*Written task*:
Answer these about the TableViewerController text:
1. Which clause does the "TODO" item propose adding to a TinyTDS query?
2. Which session variable holds the breadcrumb trail?
3. What must come before the attribute name when it is used?

The function get_record_fields is used to return the field names for the
record - we arbitrarily pick the first record for the field list, assuming any
records exist at all. This is a bit problematic because even if there are
no records returned, we'd like the table to at least display the field names.
So one of the "TODO" items is to use a TinyTDS query with "where 1=0", which,
though it returns zero rows, will populate the field names for us.
TableViewerController, the Index Function
The index
function of the TableViewerController
is the main workhorse of the
website:
def index
initialize_attributes
update_model_page_numbers
if self.table_name
restore_page_number_on_nav # restores the page number when navigating back along the breadcrumbs
self.last_page_num = self.model_page_nums[self.table_name+'_page'] # preserve the page number so selected navigation records are selected from the correct page.
@data_table = load_DDO(self.table_name, self.last_page_num, self.qualifier, MAIN_TABLE_ROWS)
add_hidden_index_values(@data_table)
load_navigators(self.table_name)
@parent_dataset = load_fk_tables(@parent_tables)
@child_dataset = load_fk_tables(@child_tables)
# Update the parent tab index based on the existence and value of the selected_parent_table_index parameter
update_parent_child_tab_indices
end
end
Various attributes are initialized, of most important are:
- the list of user tables.
- a DynamicTable instance.
- the navigation breadcrumb trail is restored from the session.
Session Variables
There are several session variables defined in the controller:
attr_session_accessor :table_name # the selected user table
attr_session_accessor :qualifier # the qualifier currently being used to filter the selected user table
attr_session_accessor :breadcrumbs # the breadcrumb trail
attr_session_accessor :last_page_num # the last page number of the user table
attr_session_accessor :force_page_num # if set, forces the pagination to a different page, used with breadcrumbs
attr_session_accessor :model_page_nums # dictionary of page numbers for all the models being displayed.
which help preserve the state of the page between posts.
Custom Attribute Accessor
I get tired of having to write code like this:
@qualifier = session[:qualifier]
session[:table_name] = @table_name
so I wrote a custom attribute accessor that simplifies getting and setting
session values:
# Adds an "attr_session_accessor" declarator that, in addition to setting/getting the value
# to the attribute, it also gets/sets the value from the session.
# Usage inside the class defining the attribute: self.foobar = 1
# Note that "self." must prefix the usage of the attribute.

*Material*:
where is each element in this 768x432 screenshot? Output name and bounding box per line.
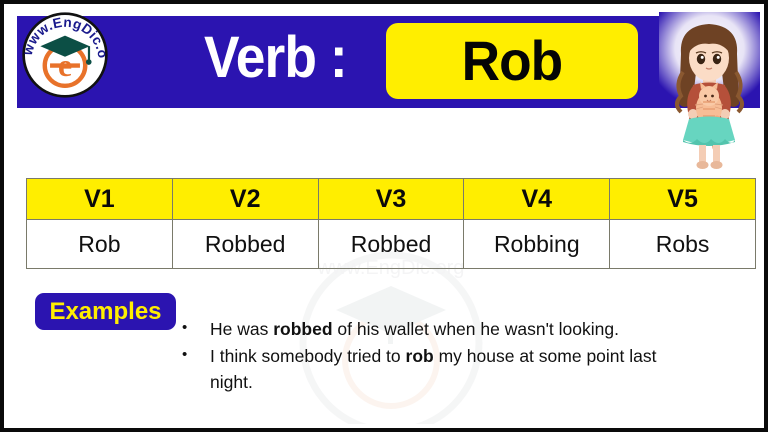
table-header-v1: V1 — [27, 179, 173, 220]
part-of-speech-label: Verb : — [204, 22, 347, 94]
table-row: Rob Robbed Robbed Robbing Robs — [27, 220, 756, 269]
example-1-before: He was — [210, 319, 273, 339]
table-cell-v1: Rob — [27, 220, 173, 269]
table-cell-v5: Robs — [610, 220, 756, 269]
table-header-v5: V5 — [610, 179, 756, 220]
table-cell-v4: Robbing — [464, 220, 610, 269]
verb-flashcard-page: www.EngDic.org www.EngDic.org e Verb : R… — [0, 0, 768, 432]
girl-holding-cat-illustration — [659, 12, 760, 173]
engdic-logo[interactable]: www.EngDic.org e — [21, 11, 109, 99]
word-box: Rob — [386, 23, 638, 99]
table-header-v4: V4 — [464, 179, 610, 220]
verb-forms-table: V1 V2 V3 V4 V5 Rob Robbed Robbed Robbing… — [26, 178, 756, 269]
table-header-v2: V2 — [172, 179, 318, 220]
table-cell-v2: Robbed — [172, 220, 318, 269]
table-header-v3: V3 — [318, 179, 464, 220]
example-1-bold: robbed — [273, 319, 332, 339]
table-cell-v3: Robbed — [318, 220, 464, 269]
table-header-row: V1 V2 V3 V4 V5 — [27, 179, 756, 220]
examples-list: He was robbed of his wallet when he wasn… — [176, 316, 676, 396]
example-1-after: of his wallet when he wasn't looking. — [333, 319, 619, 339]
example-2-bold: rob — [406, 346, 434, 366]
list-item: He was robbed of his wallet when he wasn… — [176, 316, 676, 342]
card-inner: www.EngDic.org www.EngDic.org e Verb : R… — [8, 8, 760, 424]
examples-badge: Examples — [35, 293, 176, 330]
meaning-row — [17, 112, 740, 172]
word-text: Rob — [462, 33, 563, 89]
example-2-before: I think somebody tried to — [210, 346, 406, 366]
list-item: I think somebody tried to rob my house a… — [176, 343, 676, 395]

==

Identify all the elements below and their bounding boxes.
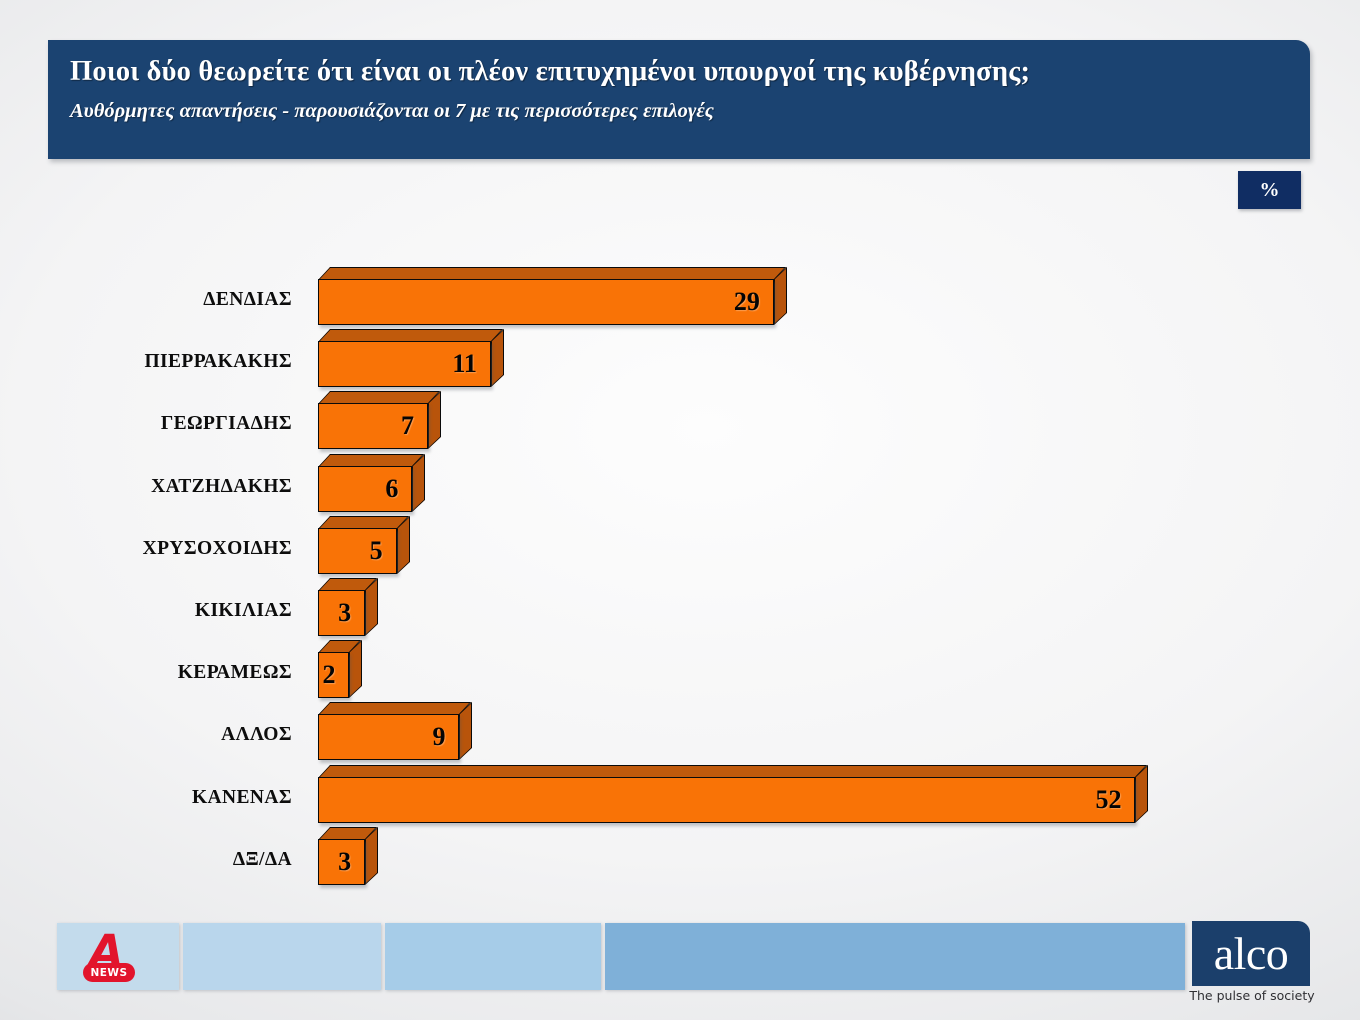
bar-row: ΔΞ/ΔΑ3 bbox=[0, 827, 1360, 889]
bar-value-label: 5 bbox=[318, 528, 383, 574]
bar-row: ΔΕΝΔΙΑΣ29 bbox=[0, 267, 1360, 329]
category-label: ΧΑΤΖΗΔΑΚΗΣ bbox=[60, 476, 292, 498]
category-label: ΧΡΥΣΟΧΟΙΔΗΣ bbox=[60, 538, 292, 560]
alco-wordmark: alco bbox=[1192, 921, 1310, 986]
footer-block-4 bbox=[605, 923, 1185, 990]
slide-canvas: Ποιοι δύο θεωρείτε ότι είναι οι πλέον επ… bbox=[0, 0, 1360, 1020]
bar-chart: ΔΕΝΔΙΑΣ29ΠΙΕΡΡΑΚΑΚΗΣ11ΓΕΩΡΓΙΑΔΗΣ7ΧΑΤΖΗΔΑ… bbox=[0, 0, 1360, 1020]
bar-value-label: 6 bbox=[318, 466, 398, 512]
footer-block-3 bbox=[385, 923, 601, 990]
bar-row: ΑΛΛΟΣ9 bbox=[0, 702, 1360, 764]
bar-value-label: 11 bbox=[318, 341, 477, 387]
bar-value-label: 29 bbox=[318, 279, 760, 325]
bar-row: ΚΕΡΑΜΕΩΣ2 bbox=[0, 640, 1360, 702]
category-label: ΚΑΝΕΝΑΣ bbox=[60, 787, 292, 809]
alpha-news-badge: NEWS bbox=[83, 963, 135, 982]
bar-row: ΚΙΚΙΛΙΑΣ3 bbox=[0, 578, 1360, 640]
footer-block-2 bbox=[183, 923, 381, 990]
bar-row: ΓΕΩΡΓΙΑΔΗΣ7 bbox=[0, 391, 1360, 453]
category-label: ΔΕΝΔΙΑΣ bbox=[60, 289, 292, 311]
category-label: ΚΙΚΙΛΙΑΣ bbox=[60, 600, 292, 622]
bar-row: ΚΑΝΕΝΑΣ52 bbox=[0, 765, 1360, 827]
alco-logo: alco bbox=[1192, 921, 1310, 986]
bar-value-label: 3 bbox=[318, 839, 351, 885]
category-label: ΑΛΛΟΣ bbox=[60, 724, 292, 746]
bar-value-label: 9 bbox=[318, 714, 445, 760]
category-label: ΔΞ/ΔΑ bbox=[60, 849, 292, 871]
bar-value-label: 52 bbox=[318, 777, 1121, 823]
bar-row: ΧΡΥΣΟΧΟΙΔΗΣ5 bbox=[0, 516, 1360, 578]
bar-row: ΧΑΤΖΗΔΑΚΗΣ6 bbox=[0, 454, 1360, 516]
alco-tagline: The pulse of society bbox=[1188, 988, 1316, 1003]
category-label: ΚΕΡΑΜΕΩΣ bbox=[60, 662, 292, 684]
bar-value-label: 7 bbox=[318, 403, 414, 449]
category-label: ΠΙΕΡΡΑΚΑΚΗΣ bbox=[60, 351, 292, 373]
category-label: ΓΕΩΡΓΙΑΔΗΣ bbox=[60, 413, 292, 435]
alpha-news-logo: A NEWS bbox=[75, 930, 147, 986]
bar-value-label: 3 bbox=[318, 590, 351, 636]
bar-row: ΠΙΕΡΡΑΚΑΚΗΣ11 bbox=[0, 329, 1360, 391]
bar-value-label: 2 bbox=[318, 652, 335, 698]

*Response for this exercise*:
1. "where 1=0"
2. breadcrumbs
3. "self."